The exercise: In the records below, find each line containing the word "trends" and copy it.

Input data:
______
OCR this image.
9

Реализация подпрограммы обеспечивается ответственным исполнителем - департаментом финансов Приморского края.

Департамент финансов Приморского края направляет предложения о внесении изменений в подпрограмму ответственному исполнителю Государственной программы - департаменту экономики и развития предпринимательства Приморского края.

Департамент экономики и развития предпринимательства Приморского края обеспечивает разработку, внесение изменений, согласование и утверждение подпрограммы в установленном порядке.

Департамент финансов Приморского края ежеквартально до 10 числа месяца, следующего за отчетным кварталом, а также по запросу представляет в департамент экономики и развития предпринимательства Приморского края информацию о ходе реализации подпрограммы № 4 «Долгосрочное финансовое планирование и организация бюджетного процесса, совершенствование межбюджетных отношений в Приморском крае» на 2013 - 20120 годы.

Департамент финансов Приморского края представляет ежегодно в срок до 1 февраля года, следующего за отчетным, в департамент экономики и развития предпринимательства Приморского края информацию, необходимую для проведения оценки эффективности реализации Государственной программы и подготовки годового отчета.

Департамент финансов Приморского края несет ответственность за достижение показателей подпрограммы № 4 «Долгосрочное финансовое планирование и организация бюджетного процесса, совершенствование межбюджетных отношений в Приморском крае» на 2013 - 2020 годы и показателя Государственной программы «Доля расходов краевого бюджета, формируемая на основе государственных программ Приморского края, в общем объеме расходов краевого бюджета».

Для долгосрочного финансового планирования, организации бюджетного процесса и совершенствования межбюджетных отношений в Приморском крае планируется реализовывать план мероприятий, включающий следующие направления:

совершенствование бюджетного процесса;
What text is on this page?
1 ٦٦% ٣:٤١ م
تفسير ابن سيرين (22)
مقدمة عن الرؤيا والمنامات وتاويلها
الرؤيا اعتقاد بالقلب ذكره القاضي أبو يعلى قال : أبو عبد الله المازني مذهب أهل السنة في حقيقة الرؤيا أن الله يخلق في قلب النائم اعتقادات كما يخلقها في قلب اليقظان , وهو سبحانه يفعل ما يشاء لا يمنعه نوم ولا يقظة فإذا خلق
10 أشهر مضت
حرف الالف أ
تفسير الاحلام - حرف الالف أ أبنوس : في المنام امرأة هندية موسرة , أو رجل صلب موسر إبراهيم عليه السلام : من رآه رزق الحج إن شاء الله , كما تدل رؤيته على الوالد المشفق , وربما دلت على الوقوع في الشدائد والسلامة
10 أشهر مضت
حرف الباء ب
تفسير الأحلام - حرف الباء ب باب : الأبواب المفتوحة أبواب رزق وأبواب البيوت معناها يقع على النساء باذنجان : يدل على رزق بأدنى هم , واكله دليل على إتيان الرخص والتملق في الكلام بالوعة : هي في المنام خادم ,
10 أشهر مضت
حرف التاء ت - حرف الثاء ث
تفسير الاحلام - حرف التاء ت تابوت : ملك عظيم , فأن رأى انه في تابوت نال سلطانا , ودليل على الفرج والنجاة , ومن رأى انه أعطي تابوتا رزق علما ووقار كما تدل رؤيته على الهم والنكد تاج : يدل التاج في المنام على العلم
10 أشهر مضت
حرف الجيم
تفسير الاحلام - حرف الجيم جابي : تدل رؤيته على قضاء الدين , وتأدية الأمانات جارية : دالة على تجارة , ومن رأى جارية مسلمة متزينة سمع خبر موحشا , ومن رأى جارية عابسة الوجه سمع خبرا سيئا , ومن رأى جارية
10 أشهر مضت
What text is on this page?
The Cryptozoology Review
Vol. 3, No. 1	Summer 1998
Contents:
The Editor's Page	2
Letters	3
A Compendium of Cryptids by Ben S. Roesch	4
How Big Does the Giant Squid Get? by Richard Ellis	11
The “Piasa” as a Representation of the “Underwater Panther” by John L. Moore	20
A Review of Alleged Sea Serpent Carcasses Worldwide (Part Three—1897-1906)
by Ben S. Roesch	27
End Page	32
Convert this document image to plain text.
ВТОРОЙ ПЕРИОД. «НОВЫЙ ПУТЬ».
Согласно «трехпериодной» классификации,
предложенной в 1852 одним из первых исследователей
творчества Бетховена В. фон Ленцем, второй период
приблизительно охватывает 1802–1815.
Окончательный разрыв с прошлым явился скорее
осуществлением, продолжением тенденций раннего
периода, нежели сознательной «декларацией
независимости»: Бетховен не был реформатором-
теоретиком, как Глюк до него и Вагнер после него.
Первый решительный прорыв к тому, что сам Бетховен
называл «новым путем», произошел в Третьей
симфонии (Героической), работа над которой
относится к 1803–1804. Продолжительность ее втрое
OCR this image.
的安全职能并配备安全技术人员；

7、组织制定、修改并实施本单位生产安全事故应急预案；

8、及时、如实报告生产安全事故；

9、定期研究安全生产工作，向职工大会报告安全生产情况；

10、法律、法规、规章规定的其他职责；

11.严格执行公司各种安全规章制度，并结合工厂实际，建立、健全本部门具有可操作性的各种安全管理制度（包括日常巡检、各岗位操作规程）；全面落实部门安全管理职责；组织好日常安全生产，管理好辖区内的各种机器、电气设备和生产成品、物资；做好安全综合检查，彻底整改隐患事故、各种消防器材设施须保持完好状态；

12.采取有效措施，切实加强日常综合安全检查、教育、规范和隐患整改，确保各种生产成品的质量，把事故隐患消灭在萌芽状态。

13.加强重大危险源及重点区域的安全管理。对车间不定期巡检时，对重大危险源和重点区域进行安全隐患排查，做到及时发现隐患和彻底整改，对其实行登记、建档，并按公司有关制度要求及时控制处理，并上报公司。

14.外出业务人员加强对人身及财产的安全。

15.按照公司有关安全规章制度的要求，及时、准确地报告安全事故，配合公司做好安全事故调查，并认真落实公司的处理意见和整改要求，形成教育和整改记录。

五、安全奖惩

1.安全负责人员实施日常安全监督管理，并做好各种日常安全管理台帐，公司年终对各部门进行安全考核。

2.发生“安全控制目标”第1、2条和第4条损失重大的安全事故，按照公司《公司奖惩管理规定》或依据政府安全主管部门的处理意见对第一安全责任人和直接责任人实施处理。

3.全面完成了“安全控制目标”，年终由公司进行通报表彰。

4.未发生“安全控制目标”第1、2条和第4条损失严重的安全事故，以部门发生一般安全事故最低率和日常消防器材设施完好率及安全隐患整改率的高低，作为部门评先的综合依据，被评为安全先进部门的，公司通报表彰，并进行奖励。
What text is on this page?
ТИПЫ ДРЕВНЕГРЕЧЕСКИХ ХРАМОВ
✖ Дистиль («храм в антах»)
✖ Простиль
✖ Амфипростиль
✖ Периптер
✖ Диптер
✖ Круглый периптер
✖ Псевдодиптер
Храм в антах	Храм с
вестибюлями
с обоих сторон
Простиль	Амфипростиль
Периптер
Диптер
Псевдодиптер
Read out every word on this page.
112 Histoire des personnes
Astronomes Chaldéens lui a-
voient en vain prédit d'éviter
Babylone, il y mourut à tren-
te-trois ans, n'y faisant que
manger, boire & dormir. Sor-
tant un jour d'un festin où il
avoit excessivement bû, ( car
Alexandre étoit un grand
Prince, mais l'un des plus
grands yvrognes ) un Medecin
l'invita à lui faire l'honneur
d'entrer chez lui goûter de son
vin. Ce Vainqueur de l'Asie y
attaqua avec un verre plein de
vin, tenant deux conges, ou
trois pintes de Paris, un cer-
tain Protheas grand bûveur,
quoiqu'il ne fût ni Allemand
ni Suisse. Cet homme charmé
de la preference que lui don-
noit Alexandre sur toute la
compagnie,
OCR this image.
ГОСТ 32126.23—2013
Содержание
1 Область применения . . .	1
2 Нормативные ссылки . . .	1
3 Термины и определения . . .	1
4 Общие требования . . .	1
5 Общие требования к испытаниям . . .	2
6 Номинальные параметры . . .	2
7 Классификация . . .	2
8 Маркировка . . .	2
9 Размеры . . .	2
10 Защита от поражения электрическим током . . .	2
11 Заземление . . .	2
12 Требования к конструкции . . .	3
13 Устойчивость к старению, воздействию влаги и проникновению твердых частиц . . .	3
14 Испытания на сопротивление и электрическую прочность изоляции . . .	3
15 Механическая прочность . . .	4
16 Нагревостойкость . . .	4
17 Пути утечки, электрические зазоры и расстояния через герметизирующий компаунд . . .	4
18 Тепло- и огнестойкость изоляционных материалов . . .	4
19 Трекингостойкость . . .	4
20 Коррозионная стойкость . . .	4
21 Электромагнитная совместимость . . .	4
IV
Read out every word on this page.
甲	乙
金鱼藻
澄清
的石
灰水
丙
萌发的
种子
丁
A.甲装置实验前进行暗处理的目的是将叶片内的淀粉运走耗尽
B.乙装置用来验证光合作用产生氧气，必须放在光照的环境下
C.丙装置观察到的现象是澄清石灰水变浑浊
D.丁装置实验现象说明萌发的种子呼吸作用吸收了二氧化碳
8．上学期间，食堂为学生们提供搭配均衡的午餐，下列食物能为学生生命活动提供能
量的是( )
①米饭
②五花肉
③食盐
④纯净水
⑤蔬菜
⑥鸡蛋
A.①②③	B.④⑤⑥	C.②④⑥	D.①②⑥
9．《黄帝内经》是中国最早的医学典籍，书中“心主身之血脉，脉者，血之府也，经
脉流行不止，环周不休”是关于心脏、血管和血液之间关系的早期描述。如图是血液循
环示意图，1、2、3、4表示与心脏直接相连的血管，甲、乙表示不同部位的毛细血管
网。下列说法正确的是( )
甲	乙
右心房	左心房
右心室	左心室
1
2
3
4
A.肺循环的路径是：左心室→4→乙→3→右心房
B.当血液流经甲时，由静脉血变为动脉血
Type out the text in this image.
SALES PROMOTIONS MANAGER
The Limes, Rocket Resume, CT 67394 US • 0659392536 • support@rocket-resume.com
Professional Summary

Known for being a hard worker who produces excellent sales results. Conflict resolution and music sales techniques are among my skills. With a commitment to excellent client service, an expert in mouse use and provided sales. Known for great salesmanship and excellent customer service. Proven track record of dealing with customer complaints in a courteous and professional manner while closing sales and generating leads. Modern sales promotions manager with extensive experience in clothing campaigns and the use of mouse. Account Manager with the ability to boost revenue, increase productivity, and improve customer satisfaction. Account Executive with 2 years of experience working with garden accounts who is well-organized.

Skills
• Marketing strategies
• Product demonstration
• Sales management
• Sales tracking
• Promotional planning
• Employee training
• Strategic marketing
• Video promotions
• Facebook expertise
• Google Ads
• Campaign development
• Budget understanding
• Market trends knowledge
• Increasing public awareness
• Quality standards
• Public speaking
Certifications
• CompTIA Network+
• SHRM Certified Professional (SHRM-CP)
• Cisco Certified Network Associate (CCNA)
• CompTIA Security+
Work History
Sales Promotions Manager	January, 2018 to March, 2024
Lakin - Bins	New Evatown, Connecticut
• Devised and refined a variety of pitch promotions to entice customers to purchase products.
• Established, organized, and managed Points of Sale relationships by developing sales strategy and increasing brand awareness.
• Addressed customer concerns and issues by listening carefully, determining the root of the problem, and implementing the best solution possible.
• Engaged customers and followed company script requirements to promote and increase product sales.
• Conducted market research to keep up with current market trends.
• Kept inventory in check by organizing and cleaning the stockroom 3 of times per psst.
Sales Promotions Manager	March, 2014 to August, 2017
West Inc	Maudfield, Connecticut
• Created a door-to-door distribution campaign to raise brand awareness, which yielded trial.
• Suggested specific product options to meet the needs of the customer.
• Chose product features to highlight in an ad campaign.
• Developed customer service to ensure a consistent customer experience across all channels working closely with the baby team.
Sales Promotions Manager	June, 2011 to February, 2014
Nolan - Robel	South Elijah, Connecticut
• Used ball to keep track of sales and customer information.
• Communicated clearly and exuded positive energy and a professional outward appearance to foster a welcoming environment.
______
Exercise solution:
• Market trends knowledge
• Conducted market research to keep up with current market trends.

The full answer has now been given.